== DATA PROVIDED ==

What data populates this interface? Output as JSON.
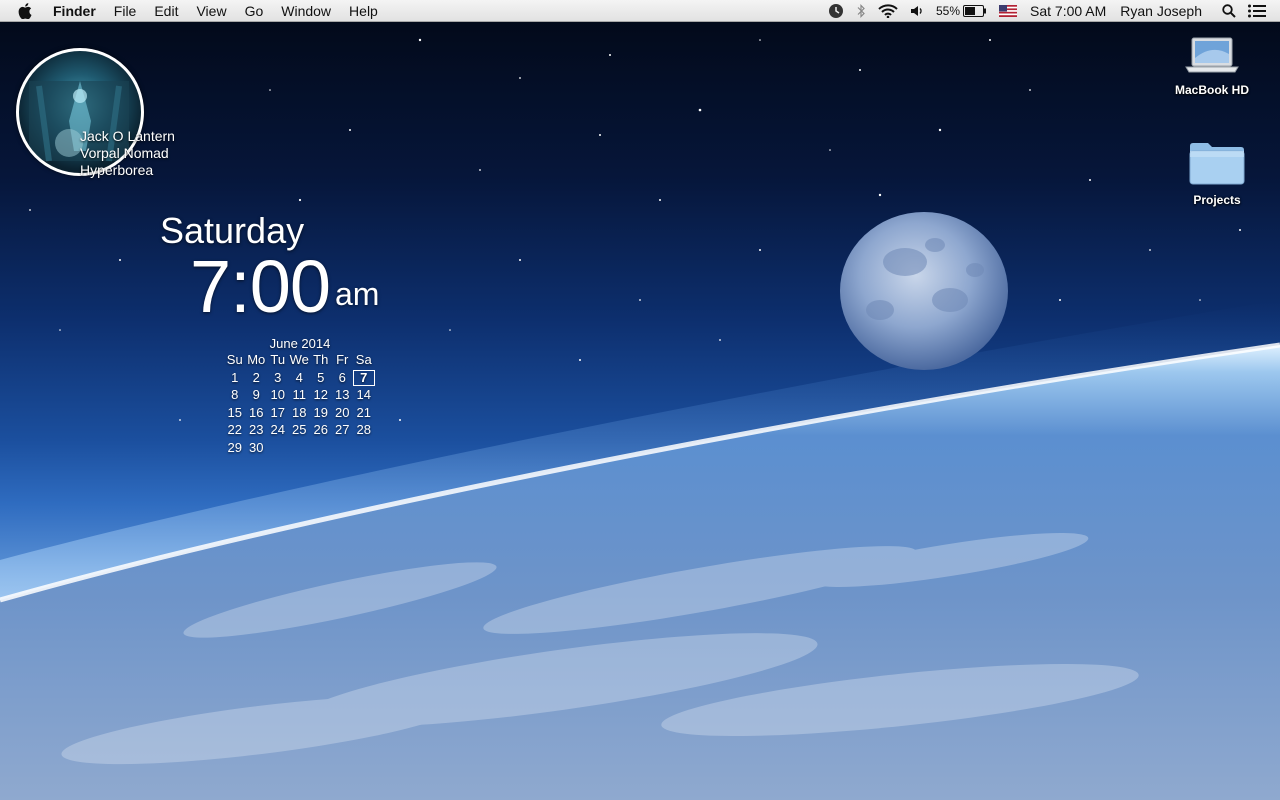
{
  "menubar": {
    "app_name": "Finder",
    "menus": [
      "File",
      "Edit",
      "View",
      "Go",
      "Window",
      "Help"
    ],
    "status": {
      "icons": [
        "time-machine-icon",
        "bluetooth-icon",
        "wifi-icon",
        "volume-icon"
      ],
      "battery_percent": "55%",
      "input_source": "us-flag-icon",
      "clock": "Sat 7:00 AM",
      "user": "Ryan Joseph"
    }
  },
  "now_playing": {
    "track": "Jack O Lantern",
    "artist": "Vorpal Nomad",
    "album": "Hyperborea",
    "album_art_text": "Vorpal Nomad"
  },
  "clock_widget": {
    "day": "Saturday",
    "time": "7:00",
    "ampm": "am"
  },
  "calendar": {
    "title": "June 2014",
    "weekdays": [
      "Su",
      "Mo",
      "Tu",
      "We",
      "Th",
      "Fr",
      "Sa"
    ],
    "first_weekday_index": 0,
    "days_in_month": 30,
    "today": 7
  },
  "desktop_icons": {
    "macbook": {
      "label": "MacBook HD",
      "icon": "laptop-drive-icon"
    },
    "projects": {
      "label": "Projects",
      "icon": "folder-icon"
    }
  },
  "colors": {
    "menubar_bg": "#e8e8e8",
    "sky_dark": "#020816",
    "atmosphere": "#cfe6ff",
    "moon": "#9fb7dc"
  }
}
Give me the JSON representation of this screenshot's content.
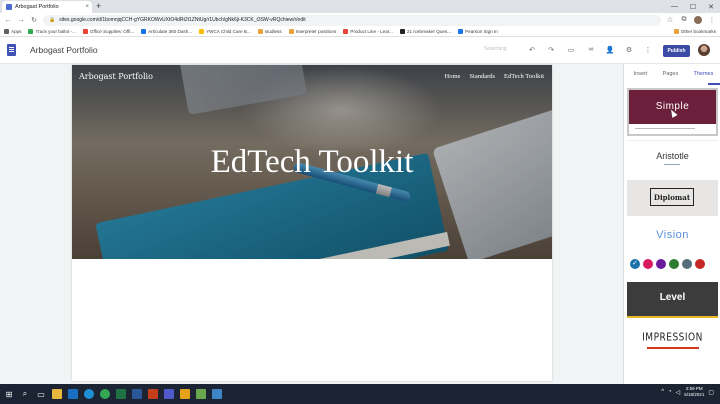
{
  "browser": {
    "tab_title": "Arbogast Portfolio",
    "tab_close": "×",
    "new_tab": "+",
    "url": "sites.google.com/d/1bomnjqCCH-gYGRKOWvUXtO4dRt2t1ZNtUg/r1Ubch/gNk6ji-K3CK_t3SW-vRQchiew/r/edit",
    "window_controls": [
      "—",
      "☐",
      "✕"
    ],
    "bookmarks": [
      {
        "label": "Apps",
        "color": "#5f6368"
      },
      {
        "label": "Track your ballot -...",
        "color": "#34a853"
      },
      {
        "label": "Office Supplies: Offi...",
        "color": "#ea4335"
      },
      {
        "label": "Articulate 360 Dash...",
        "color": "#1a73e8"
      },
      {
        "label": "YWCA Child Care B...",
        "color": "#fbbc04"
      },
      {
        "label": "studless",
        "color": "#e8a33d"
      },
      {
        "label": "Interpreter positions",
        "color": "#e8a33d"
      },
      {
        "label": "Product Line - Lear...",
        "color": "#ea4335"
      },
      {
        "label": "21 Icebreaker Ques...",
        "color": "#202124"
      },
      {
        "label": "Pearson Sign In",
        "color": "#1a73e8"
      }
    ],
    "other_bookmarks": "Other bookmarks"
  },
  "sites": {
    "title": "Arbogast Portfolio",
    "search_placeholder": "Searching",
    "publish_label": "Publish",
    "accent": "#3c4ba6"
  },
  "hero": {
    "brand": "Arbogast Portfolio",
    "nav": [
      "Home",
      "Standards",
      "EdTech Toolkit"
    ],
    "title": "EdTech Toolkit"
  },
  "panel": {
    "tabs": [
      "Insert",
      "Pages",
      "Themes"
    ],
    "active_tab": "Themes",
    "themes": [
      {
        "name": "Simple",
        "selected": true
      },
      {
        "name": "Aristotle"
      },
      {
        "name": "Diplomat"
      },
      {
        "name": "Vision"
      },
      {
        "name": "Level"
      },
      {
        "name": "IMPRESSION"
      }
    ],
    "vision_colors": [
      "#1a73a8",
      "#d81b60",
      "#6a1b9a",
      "#2e7d32",
      "#546e7a",
      "#c62828"
    ]
  },
  "taskbar": {
    "time": "2:59 PM",
    "date": "5/18/2021"
  }
}
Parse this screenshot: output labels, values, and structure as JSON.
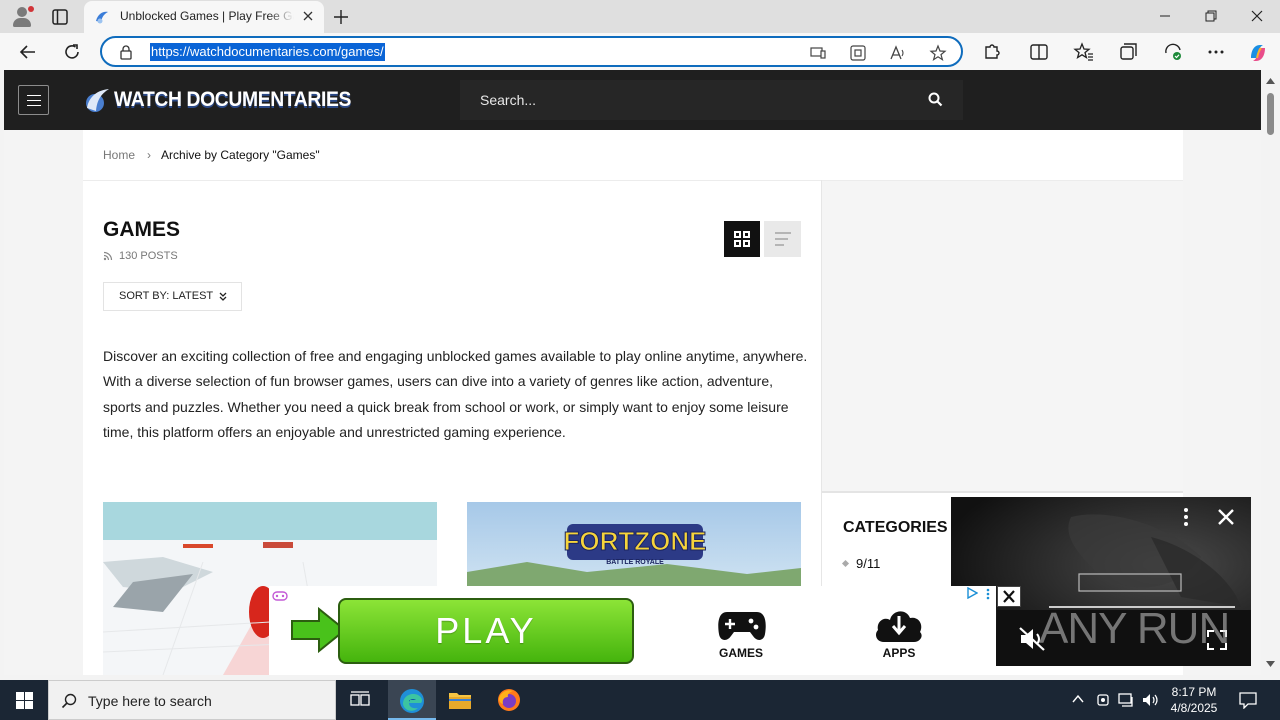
{
  "browser": {
    "tab_title": "Unblocked Games | Play Free Games",
    "url": "https://watchdocumentaries.com/games/"
  },
  "site": {
    "logo_text": "WATCH DOCUMENTARIES",
    "search_placeholder": "Search..."
  },
  "breadcrumb": {
    "home": "Home",
    "separator": "›",
    "current": "Archive by Category \"Games\""
  },
  "archive": {
    "title": "GAMES",
    "post_count": "130 POSTS",
    "sort_label": "SORT BY: LATEST",
    "description": "Discover an exciting collection of free and engaging unblocked games available to play online anytime, anywhere. With a diverse selection of fun browser games, users can dive into a variety of genres like action, adventure, sports and puzzles. Whether you need a quick break from school or work, or simply want to enjoy some leisure time, this platform offers an enjoyable and unrestricted gaming experience."
  },
  "cards": [
    {
      "image": "snow-racing-scene"
    },
    {
      "image": "fortzone-battle-royale",
      "logo_text": "FORTZONE",
      "logo_sub": "BATTLE ROYALE"
    }
  ],
  "sidebar": {
    "categories_title": "CATEGORIES",
    "first_category": "9/11"
  },
  "ad": {
    "play_label": "PLAY",
    "games_label": "GAMES",
    "apps_label": "APPS"
  },
  "watermark": "ANY RUN",
  "taskbar": {
    "search_placeholder": "Type here to search",
    "time": "8:17 PM",
    "date": "4/8/2025"
  },
  "colors": {
    "header_bg": "#1f1f1f",
    "accent_blue": "#0f6cbd",
    "play_green": "#45b40d",
    "taskbar": "#1b2634"
  }
}
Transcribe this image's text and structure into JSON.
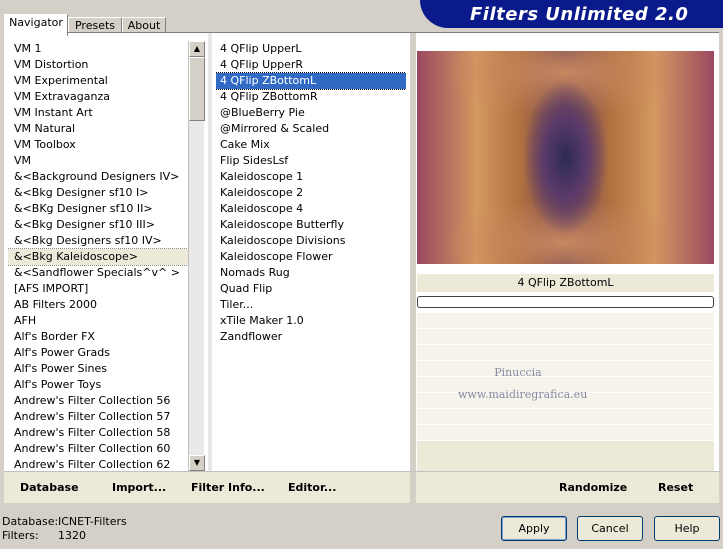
{
  "title": "Filters Unlimited 2.0",
  "tabs": [
    {
      "label": "Navigator",
      "active": true
    },
    {
      "label": "Presets",
      "active": false
    },
    {
      "label": "About",
      "active": false
    }
  ],
  "categories": [
    "VM 1",
    "VM Distortion",
    "VM Experimental",
    "VM Extravaganza",
    "VM Instant Art",
    "VM Natural",
    "VM Toolbox",
    "VM",
    "&<Background Designers IV>",
    "&<Bkg Designer sf10 I>",
    "&<BKg Designer sf10 II>",
    "&<Bkg Designer sf10 III>",
    "&<Bkg Designers sf10 IV>",
    "&<Bkg Kaleidoscope>",
    "&<Sandflower Specials^v^ >",
    "[AFS IMPORT]",
    "AB Filters 2000",
    "AFH",
    "Alf's Border FX",
    "Alf's Power Grads",
    "Alf's Power Sines",
    "Alf's Power Toys",
    "Andrew's Filter Collection 56",
    "Andrew's Filter Collection 57",
    "Andrew's Filter Collection 58",
    "Andrew's Filter Collection 60",
    "Andrew's Filter Collection 62"
  ],
  "selected_category_index": 13,
  "filters": [
    "4 QFlip UpperL",
    "4 QFlip UpperR",
    "4 QFlip ZBottomL",
    "4 QFlip ZBottomR",
    "@BlueBerry Pie",
    "@Mirrored & Scaled",
    "Cake Mix",
    "Flip SidesLsf",
    "Kaleidoscope 1",
    "Kaleidoscope 2",
    "Kaleidoscope 4",
    "Kaleidoscope Butterfly",
    "Kaleidoscope Divisions",
    "Kaleidoscope Flower",
    "Nomads Rug",
    "Quad Flip",
    "Tiler...",
    "xTile Maker 1.0",
    "Zandflower"
  ],
  "selected_filter_index": 2,
  "preview": {
    "filter_name": "4 QFlip ZBottomL",
    "watermark_line1": "Pinuccia",
    "watermark_line2": "www.maidiregrafica.eu"
  },
  "bottom_bar": {
    "database": "Database",
    "import": "Import...",
    "filter_info": "Filter Info...",
    "editor": "Editor...",
    "randomize": "Randomize",
    "reset": "Reset"
  },
  "status": {
    "database_label": "Database:",
    "database_value": "ICNET-Filters",
    "filters_label": "Filters:",
    "filters_value": "1320"
  },
  "buttons": {
    "apply": "Apply",
    "cancel": "Cancel",
    "help": "Help"
  }
}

===

DIRECTIONS
Repeat the records above exactly, leaving out the pictures.

SOLUTION
What data populates this interface? Output as JSON.
{
  "menubar": {
    "app_name": "Finder",
    "menus": [
      "File",
      "Edit",
      "View",
      "Go",
      "Window",
      "Help"
    ],
    "status": {
      "icons": [
        "time-machine-icon",
        "bluetooth-icon",
        "wifi-icon",
        "volume-icon"
      ],
      "battery_percent": "55%",
      "input_source": "us-flag-icon",
      "clock": "Sat 7:00 AM",
      "user": "Ryan Joseph"
    }
  },
  "now_playing": {
    "track": "Jack O Lantern",
    "artist": "Vorpal Nomad",
    "album": "Hyperborea",
    "album_art_text": "Vorpal Nomad"
  },
  "clock_widget": {
    "day": "Saturday",
    "time": "7:00",
    "ampm": "am"
  },
  "calendar": {
    "title": "June 2014",
    "weekdays": [
      "Su",
      "Mo",
      "Tu",
      "We",
      "Th",
      "Fr",
      "Sa"
    ],
    "first_weekday_index": 0,
    "days_in_month": 30,
    "today": 7
  },
  "desktop_icons": {
    "macbook": {
      "label": "MacBook HD",
      "icon": "laptop-drive-icon"
    },
    "projects": {
      "label": "Projects",
      "icon": "folder-icon"
    }
  },
  "colors": {
    "menubar_bg": "#e8e8e8",
    "sky_dark": "#020816",
    "atmosphere": "#cfe6ff",
    "moon": "#9fb7dc"
  }
}
Give me the JSON representation of this screenshot's content.
{
  "browser": {
    "tab_title": "Arbogast Portfolio",
    "tab_close": "×",
    "new_tab": "+",
    "url": "sites.google.com/d/1bomnjqCCH-gYGRKOWvUXtO4dRt2t1ZNtUg/r1Ubch/gNk6ji-K3CK_t3SW-vRQchiew/r/edit",
    "window_controls": [
      "—",
      "☐",
      "✕"
    ],
    "bookmarks": [
      {
        "label": "Apps",
        "color": "#5f6368"
      },
      {
        "label": "Track your ballot -...",
        "color": "#34a853"
      },
      {
        "label": "Office Supplies: Offi...",
        "color": "#ea4335"
      },
      {
        "label": "Articulate 360 Dash...",
        "color": "#1a73e8"
      },
      {
        "label": "YWCA Child Care B...",
        "color": "#fbbc04"
      },
      {
        "label": "studless",
        "color": "#e8a33d"
      },
      {
        "label": "Interpreter positions",
        "color": "#e8a33d"
      },
      {
        "label": "Product Line - Lear...",
        "color": "#ea4335"
      },
      {
        "label": "21 Icebreaker Ques...",
        "color": "#202124"
      },
      {
        "label": "Pearson Sign In",
        "color": "#1a73e8"
      }
    ],
    "other_bookmarks": "Other bookmarks"
  },
  "sites": {
    "title": "Arbogast Portfolio",
    "search_placeholder": "Searching",
    "publish_label": "Publish",
    "accent": "#3c4ba6"
  },
  "hero": {
    "brand": "Arbogast Portfolio",
    "nav": [
      "Home",
      "Standards",
      "EdTech Toolkit"
    ],
    "title": "EdTech Toolkit"
  },
  "panel": {
    "tabs": [
      "Insert",
      "Pages",
      "Themes"
    ],
    "active_tab": "Themes",
    "themes": [
      {
        "name": "Simple",
        "selected": true
      },
      {
        "name": "Aristotle"
      },
      {
        "name": "Diplomat"
      },
      {
        "name": "Vision"
      },
      {
        "name": "Level"
      },
      {
        "name": "IMPRESSION"
      }
    ],
    "vision_colors": [
      "#1a73a8",
      "#d81b60",
      "#6a1b9a",
      "#2e7d32",
      "#546e7a",
      "#c62828"
    ]
  },
  "taskbar": {
    "time": "2:59 PM",
    "date": "5/18/2021"
  }
}
Parse this screenshot: output labels, values, and structure as JSON.
{
  "browser": {
    "tab_title": "Unblocked Games | Play Free Games",
    "url": "https://watchdocumentaries.com/games/"
  },
  "site": {
    "logo_text": "WATCH DOCUMENTARIES",
    "search_placeholder": "Search..."
  },
  "breadcrumb": {
    "home": "Home",
    "separator": "›",
    "current": "Archive by Category \"Games\""
  },
  "archive": {
    "title": "GAMES",
    "post_count": "130 POSTS",
    "sort_label": "SORT BY: LATEST",
    "description": "Discover an exciting collection of free and engaging unblocked games available to play online anytime, anywhere. With a diverse selection of fun browser games, users can dive into a variety of genres like action, adventure, sports and puzzles. Whether you need a quick break from school or work, or simply want to enjoy some leisure time, this platform offers an enjoyable and unrestricted gaming experience."
  },
  "cards": [
    {
      "image": "snow-racing-scene"
    },
    {
      "image": "fortzone-battle-royale",
      "logo_text": "FORTZONE",
      "logo_sub": "BATTLE ROYALE"
    }
  ],
  "sidebar": {
    "categories_title": "CATEGORIES",
    "first_category": "9/11"
  },
  "ad": {
    "play_label": "PLAY",
    "games_label": "GAMES",
    "apps_label": "APPS"
  },
  "watermark": "ANY RUN",
  "taskbar": {
    "search_placeholder": "Type here to search",
    "time": "8:17 PM",
    "date": "4/8/2025"
  },
  "colors": {
    "header_bg": "#1f1f1f",
    "accent_blue": "#0f6cbd",
    "play_green": "#45b40d",
    "taskbar": "#1b2634"
  }
}
Transcribe this image's text and structure into JSON.
{
  "title": "Filters Unlimited 2.0",
  "tabs": [
    {
      "label": "Navigator",
      "active": true
    },
    {
      "label": "Presets",
      "active": false
    },
    {
      "label": "About",
      "active": false
    }
  ],
  "categories": [
    "VM 1",
    "VM Distortion",
    "VM Experimental",
    "VM Extravaganza",
    "VM Instant Art",
    "VM Natural",
    "VM Toolbox",
    "VM",
    "&<Background Designers IV>",
    "&<Bkg Designer sf10 I>",
    "&<BKg Designer sf10 II>",
    "&<Bkg Designer sf10 III>",
    "&<Bkg Designers sf10 IV>",
    "&<Bkg Kaleidoscope>",
    "&<Sandflower Specials^v^ >",
    "[AFS IMPORT]",
    "AB Filters 2000",
    "AFH",
    "Alf's Border FX",
    "Alf's Power Grads",
    "Alf's Power Sines",
    "Alf's Power Toys",
    "Andrew's Filter Collection 56",
    "Andrew's Filter Collection 57",
    "Andrew's Filter Collection 58",
    "Andrew's Filter Collection 60",
    "Andrew's Filter Collection 62"
  ],
  "selected_category_index": 13,
  "filters": [
    "4 QFlip UpperL",
    "4 QFlip UpperR",
    "4 QFlip ZBottomL",
    "4 QFlip ZBottomR",
    "@BlueBerry Pie",
    "@Mirrored & Scaled",
    "Cake Mix",
    "Flip SidesLsf",
    "Kaleidoscope 1",
    "Kaleidoscope 2",
    "Kaleidoscope 4",
    "Kaleidoscope Butterfly",
    "Kaleidoscope Divisions",
    "Kaleidoscope Flower",
    "Nomads Rug",
    "Quad Flip",
    "Tiler...",
    "xTile Maker 1.0",
    "Zandflower"
  ],
  "selected_filter_index": 2,
  "preview": {
    "filter_name": "4 QFlip ZBottomL",
    "watermark_line1": "Pinuccia",
    "watermark_line2": "www.maidiregrafica.eu"
  },
  "bottom_bar": {
    "database": "Database",
    "import": "Import...",
    "filter_info": "Filter Info...",
    "editor": "Editor...",
    "randomize": "Randomize",
    "reset": "Reset"
  },
  "status": {
    "database_label": "Database:",
    "database_value": "ICNET-Filters",
    "filters_label": "Filters:",
    "filters_value": "1320"
  },
  "buttons": {
    "apply": "Apply",
    "cancel": "Cancel",
    "help": "Help"
  }
}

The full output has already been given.